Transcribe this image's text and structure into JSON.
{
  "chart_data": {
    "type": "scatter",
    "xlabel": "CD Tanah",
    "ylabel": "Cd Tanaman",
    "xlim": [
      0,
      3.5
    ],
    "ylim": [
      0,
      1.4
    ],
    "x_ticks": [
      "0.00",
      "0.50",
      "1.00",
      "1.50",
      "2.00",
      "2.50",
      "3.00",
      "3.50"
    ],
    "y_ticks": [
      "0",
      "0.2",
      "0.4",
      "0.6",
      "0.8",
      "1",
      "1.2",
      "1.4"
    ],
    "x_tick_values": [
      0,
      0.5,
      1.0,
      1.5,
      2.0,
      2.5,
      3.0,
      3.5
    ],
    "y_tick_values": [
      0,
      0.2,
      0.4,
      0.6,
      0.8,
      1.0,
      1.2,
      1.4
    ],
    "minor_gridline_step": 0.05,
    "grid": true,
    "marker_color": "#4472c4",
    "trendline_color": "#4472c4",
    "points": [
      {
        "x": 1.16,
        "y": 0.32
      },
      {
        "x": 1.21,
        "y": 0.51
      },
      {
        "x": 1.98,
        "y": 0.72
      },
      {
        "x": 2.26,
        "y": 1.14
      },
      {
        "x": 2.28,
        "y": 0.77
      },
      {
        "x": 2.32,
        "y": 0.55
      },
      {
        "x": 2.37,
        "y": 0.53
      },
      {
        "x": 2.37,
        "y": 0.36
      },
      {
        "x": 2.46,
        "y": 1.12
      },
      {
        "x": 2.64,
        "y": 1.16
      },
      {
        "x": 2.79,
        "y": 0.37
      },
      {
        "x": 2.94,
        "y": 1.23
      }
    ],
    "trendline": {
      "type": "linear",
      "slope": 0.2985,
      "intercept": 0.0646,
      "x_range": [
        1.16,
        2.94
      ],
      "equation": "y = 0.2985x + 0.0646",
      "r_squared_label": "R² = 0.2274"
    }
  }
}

++++++

» **Work to do**
Faithfully reproduce all of the records, character for character.

» **Written answer**
Transcribe this image's text and structure into JSON.
{
  "chart_data": {
    "type": "scatter",
    "xlabel": "CD Tanah",
    "ylabel": "Cd Tanaman",
    "xlim": [
      0,
      3.5
    ],
    "ylim": [
      0,
      1.4
    ],
    "x_ticks": [
      "0.00",
      "0.50",
      "1.00",
      "1.50",
      "2.00",
      "2.50",
      "3.00",
      "3.50"
    ],
    "y_ticks": [
      "0",
      "0.2",
      "0.4",
      "0.6",
      "0.8",
      "1",
      "1.2",
      "1.4"
    ],
    "x_tick_values": [
      0,
      0.5,
      1.0,
      1.5,
      2.0,
      2.5,
      3.0,
      3.5
    ],
    "y_tick_values": [
      0,
      0.2,
      0.4,
      0.6,
      0.8,
      1.0,
      1.2,
      1.4
    ],
    "minor_gridline_step": 0.05,
    "grid": true,
    "marker_color": "#4472c4",
    "trendline_color": "#4472c4",
    "points": [
      {
        "x": 1.16,
        "y": 0.32
      },
      {
        "x": 1.21,
        "y": 0.51
      },
      {
        "x": 1.98,
        "y": 0.72
      },
      {
        "x": 2.26,
        "y": 1.14
      },
      {
        "x": 2.28,
        "y": 0.77
      },
      {
        "x": 2.32,
        "y": 0.55
      },
      {
        "x": 2.37,
        "y": 0.53
      },
      {
        "x": 2.37,
        "y": 0.36
      },
      {
        "x": 2.46,
        "y": 1.12
      },
      {
        "x": 2.64,
        "y": 1.16
      },
      {
        "x": 2.79,
        "y": 0.37
      },
      {
        "x": 2.94,
        "y": 1.23
      }
    ],
    "trendline": {
      "type": "linear",
      "slope": 0.2985,
      "intercept": 0.0646,
      "x_range": [
        1.16,
        2.94
      ],
      "equation": "y = 0.2985x + 0.0646",
      "r_squared_label": "R² = 0.2274"
    }
  }
}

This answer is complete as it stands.